* YOUR INSTRUCTIONS: Write out each line of the entries below, keeping every character unchanged.

Excerpts from a layout annotation set
==========

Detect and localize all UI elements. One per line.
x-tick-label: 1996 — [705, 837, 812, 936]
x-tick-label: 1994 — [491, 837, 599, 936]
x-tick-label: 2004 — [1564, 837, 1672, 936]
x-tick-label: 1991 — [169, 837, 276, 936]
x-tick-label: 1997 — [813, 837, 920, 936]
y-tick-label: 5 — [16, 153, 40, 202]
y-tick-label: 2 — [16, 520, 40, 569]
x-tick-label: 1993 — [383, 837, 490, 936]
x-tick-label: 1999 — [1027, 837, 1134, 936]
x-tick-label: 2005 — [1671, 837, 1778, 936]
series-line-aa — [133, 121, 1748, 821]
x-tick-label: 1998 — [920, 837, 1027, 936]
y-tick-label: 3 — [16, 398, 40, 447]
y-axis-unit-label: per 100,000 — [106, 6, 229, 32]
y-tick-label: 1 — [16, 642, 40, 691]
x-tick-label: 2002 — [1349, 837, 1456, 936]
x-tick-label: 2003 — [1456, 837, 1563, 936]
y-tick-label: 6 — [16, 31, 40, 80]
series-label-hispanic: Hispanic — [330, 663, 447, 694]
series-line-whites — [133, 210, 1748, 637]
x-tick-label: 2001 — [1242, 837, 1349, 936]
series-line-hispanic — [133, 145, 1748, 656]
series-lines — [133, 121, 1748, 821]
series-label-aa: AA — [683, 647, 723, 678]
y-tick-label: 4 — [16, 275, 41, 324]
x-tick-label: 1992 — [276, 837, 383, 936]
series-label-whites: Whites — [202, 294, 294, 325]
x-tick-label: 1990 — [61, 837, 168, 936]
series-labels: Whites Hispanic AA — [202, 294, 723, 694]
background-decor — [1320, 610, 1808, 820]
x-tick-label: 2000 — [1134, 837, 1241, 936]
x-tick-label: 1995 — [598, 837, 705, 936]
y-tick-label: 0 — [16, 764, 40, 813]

==========

* FULL RESPONSE:
Detect and localize all UI elements. One per line.
x-tick-label: 1996 — [705, 837, 812, 936]
x-tick-label: 1994 — [491, 837, 599, 936]
x-tick-label: 2004 — [1564, 837, 1672, 936]
x-tick-label: 1991 — [169, 837, 276, 936]
x-tick-label: 1997 — [813, 837, 920, 936]
y-tick-label: 5 — [16, 153, 40, 202]
y-tick-label: 2 — [16, 520, 40, 569]
x-tick-label: 1993 — [383, 837, 490, 936]
x-tick-label: 1999 — [1027, 837, 1134, 936]
x-tick-label: 2005 — [1671, 837, 1778, 936]
series-line-aa — [133, 121, 1748, 821]
x-tick-label: 1998 — [920, 837, 1027, 936]
y-tick-label: 3 — [16, 398, 40, 447]
y-axis-unit-label: per 100,000 — [106, 6, 229, 32]
y-tick-label: 1 — [16, 642, 40, 691]
x-tick-label: 2002 — [1349, 837, 1456, 936]
x-tick-label: 2003 — [1456, 837, 1563, 936]
y-tick-label: 6 — [16, 31, 40, 80]
series-label-hispanic: Hispanic — [330, 663, 447, 694]
series-line-whites — [133, 210, 1748, 637]
x-tick-label: 2001 — [1242, 837, 1349, 936]
series-line-hispanic — [133, 145, 1748, 656]
series-lines — [133, 121, 1748, 821]
series-label-aa: AA — [683, 647, 723, 678]
y-tick-label: 4 — [16, 275, 41, 324]
x-tick-label: 1992 — [276, 837, 383, 936]
series-label-whites: Whites — [202, 294, 294, 325]
x-tick-label: 1990 — [61, 837, 168, 936]
series-labels: Whites Hispanic AA — [202, 294, 723, 694]
background-decor — [1320, 610, 1808, 820]
x-tick-label: 2000 — [1134, 837, 1241, 936]
x-tick-label: 1995 — [598, 837, 705, 936]
y-tick-label: 0 — [16, 764, 40, 813]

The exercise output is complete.